[Dataset entries]
════════════════
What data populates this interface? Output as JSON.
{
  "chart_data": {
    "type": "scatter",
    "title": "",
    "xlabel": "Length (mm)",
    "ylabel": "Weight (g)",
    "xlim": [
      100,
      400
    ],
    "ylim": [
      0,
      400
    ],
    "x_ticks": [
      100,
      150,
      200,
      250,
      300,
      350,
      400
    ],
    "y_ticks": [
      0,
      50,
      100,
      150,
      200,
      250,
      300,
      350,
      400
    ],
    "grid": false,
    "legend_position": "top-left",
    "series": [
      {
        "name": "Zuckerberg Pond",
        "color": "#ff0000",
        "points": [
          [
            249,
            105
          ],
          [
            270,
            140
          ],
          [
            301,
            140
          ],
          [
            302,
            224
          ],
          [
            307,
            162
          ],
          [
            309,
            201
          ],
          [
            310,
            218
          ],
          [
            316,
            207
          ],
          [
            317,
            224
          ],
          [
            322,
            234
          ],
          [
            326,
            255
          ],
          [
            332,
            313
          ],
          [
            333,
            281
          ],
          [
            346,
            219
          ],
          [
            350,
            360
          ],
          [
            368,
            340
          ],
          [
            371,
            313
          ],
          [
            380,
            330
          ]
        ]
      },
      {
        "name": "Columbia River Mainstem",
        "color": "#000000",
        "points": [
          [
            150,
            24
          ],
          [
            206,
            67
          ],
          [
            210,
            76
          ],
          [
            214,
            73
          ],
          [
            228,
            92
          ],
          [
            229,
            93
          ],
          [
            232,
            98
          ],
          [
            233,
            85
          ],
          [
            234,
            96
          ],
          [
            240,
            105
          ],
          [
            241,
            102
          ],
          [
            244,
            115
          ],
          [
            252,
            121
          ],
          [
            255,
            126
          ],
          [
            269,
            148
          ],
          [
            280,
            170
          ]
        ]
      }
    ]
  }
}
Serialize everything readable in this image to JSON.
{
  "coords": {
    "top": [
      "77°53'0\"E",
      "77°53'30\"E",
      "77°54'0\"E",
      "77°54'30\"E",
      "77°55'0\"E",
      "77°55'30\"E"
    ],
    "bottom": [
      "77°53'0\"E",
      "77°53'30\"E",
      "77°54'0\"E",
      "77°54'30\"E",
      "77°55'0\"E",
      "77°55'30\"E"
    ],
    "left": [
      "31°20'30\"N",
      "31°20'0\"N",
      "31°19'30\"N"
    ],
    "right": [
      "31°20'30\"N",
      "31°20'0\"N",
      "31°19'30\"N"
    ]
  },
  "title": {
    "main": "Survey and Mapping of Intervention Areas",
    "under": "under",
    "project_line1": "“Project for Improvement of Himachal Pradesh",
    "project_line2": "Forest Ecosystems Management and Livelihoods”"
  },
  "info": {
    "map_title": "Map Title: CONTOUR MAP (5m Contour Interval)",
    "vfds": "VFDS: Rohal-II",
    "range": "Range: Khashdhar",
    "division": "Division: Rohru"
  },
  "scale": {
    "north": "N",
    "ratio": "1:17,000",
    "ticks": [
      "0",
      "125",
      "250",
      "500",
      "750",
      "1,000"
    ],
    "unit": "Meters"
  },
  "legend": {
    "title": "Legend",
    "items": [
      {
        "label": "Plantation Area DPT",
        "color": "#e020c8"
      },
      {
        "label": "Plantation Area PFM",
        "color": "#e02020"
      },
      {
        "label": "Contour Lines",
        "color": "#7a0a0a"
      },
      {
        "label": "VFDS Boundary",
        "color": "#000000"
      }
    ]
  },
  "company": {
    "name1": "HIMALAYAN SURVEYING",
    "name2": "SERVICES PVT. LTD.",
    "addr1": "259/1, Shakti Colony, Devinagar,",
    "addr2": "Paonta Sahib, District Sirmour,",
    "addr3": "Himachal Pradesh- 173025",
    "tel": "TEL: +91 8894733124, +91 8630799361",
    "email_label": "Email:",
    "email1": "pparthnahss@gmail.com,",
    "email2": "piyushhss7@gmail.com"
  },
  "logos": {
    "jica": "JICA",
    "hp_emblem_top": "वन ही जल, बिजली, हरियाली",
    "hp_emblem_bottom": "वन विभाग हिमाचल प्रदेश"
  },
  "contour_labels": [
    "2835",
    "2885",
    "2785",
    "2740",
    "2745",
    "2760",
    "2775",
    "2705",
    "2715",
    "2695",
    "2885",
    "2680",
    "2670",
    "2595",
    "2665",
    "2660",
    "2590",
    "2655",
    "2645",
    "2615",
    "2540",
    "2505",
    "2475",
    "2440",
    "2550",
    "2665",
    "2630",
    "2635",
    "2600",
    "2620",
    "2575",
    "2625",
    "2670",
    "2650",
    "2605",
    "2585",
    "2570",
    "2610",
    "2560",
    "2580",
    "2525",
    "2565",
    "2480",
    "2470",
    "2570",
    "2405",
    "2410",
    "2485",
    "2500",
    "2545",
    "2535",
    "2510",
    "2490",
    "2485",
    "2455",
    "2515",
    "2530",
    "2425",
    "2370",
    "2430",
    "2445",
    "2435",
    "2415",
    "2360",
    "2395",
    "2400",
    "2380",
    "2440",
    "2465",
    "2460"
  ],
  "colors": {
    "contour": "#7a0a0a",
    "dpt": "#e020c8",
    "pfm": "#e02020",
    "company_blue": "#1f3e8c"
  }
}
════════════════
**Instruction:** Each entry above is to be printed again exactly.

**Output for this exercise:**
What data populates this interface? Output as JSON.
{
  "chart_data": {
    "type": "scatter",
    "title": "",
    "xlabel": "Length (mm)",
    "ylabel": "Weight (g)",
    "xlim": [
      100,
      400
    ],
    "ylim": [
      0,
      400
    ],
    "x_ticks": [
      100,
      150,
      200,
      250,
      300,
      350,
      400
    ],
    "y_ticks": [
      0,
      50,
      100,
      150,
      200,
      250,
      300,
      350,
      400
    ],
    "grid": false,
    "legend_position": "top-left",
    "series": [
      {
        "name": "Zuckerberg Pond",
        "color": "#ff0000",
        "points": [
          [
            249,
            105
          ],
          [
            270,
            140
          ],
          [
            301,
            140
          ],
          [
            302,
            224
          ],
          [
            307,
            162
          ],
          [
            309,
            201
          ],
          [
            310,
            218
          ],
          [
            316,
            207
          ],
          [
            317,
            224
          ],
          [
            322,
            234
          ],
          [
            326,
            255
          ],
          [
            332,
            313
          ],
          [
            333,
            281
          ],
          [
            346,
            219
          ],
          [
            350,
            360
          ],
          [
            368,
            340
          ],
          [
            371,
            313
          ],
          [
            380,
            330
          ]
        ]
      },
      {
        "name": "Columbia River Mainstem",
        "color": "#000000",
        "points": [
          [
            150,
            24
          ],
          [
            206,
            67
          ],
          [
            210,
            76
          ],
          [
            214,
            73
          ],
          [
            228,
            92
          ],
          [
            229,
            93
          ],
          [
            232,
            98
          ],
          [
            233,
            85
          ],
          [
            234,
            96
          ],
          [
            240,
            105
          ],
          [
            241,
            102
          ],
          [
            244,
            115
          ],
          [
            252,
            121
          ],
          [
            255,
            126
          ],
          [
            269,
            148
          ],
          [
            280,
            170
          ]
        ]
      }
    ]
  }
}
Serialize everything readable in this image to JSON.
{
  "coords": {
    "top": [
      "77°53'0\"E",
      "77°53'30\"E",
      "77°54'0\"E",
      "77°54'30\"E",
      "77°55'0\"E",
      "77°55'30\"E"
    ],
    "bottom": [
      "77°53'0\"E",
      "77°53'30\"E",
      "77°54'0\"E",
      "77°54'30\"E",
      "77°55'0\"E",
      "77°55'30\"E"
    ],
    "left": [
      "31°20'30\"N",
      "31°20'0\"N",
      "31°19'30\"N"
    ],
    "right": [
      "31°20'30\"N",
      "31°20'0\"N",
      "31°19'30\"N"
    ]
  },
  "title": {
    "main": "Survey and Mapping of Intervention Areas",
    "under": "under",
    "project_line1": "“Project for Improvement of Himachal Pradesh",
    "project_line2": "Forest Ecosystems Management and Livelihoods”"
  },
  "info": {
    "map_title": "Map Title: CONTOUR MAP (5m Contour Interval)",
    "vfds": "VFDS: Rohal-II",
    "range": "Range: Khashdhar",
    "division": "Division: Rohru"
  },
  "scale": {
    "north": "N",
    "ratio": "1:17,000",
    "ticks": [
      "0",
      "125",
      "250",
      "500",
      "750",
      "1,000"
    ],
    "unit": "Meters"
  },
  "legend": {
    "title": "Legend",
    "items": [
      {
        "label": "Plantation Area DPT",
        "color": "#e020c8"
      },
      {
        "label": "Plantation Area PFM",
        "color": "#e02020"
      },
      {
        "label": "Contour Lines",
        "color": "#7a0a0a"
      },
      {
        "label": "VFDS Boundary",
        "color": "#000000"
      }
    ]
  },
  "company": {
    "name1": "HIMALAYAN SURVEYING",
    "name2": "SERVICES PVT. LTD.",
    "addr1": "259/1, Shakti Colony, Devinagar,",
    "addr2": "Paonta Sahib, District Sirmour,",
    "addr3": "Himachal Pradesh- 173025",
    "tel": "TEL: +91 8894733124, +91 8630799361",
    "email_label": "Email:",
    "email1": "pparthnahss@gmail.com,",
    "email2": "piyushhss7@gmail.com"
  },
  "logos": {
    "jica": "JICA",
    "hp_emblem_top": "वन ही जल, बिजली, हरियाली",
    "hp_emblem_bottom": "वन विभाग हिमाचल प्रदेश"
  },
  "contour_labels": [
    "2835",
    "2885",
    "2785",
    "2740",
    "2745",
    "2760",
    "2775",
    "2705",
    "2715",
    "2695",
    "2885",
    "2680",
    "2670",
    "2595",
    "2665",
    "2660",
    "2590",
    "2655",
    "2645",
    "2615",
    "2540",
    "2505",
    "2475",
    "2440",
    "2550",
    "2665",
    "2630",
    "2635",
    "2600",
    "2620",
    "2575",
    "2625",
    "2670",
    "2650",
    "2605",
    "2585",
    "2570",
    "2610",
    "2560",
    "2580",
    "2525",
    "2565",
    "2480",
    "2470",
    "2570",
    "2405",
    "2410",
    "2485",
    "2500",
    "2545",
    "2535",
    "2510",
    "2490",
    "2485",
    "2455",
    "2515",
    "2530",
    "2425",
    "2370",
    "2430",
    "2445",
    "2435",
    "2415",
    "2360",
    "2395",
    "2400",
    "2380",
    "2440",
    "2465",
    "2460"
  ],
  "colors": {
    "contour": "#7a0a0a",
    "dpt": "#e020c8",
    "pfm": "#e02020",
    "company_blue": "#1f3e8c"
  }
}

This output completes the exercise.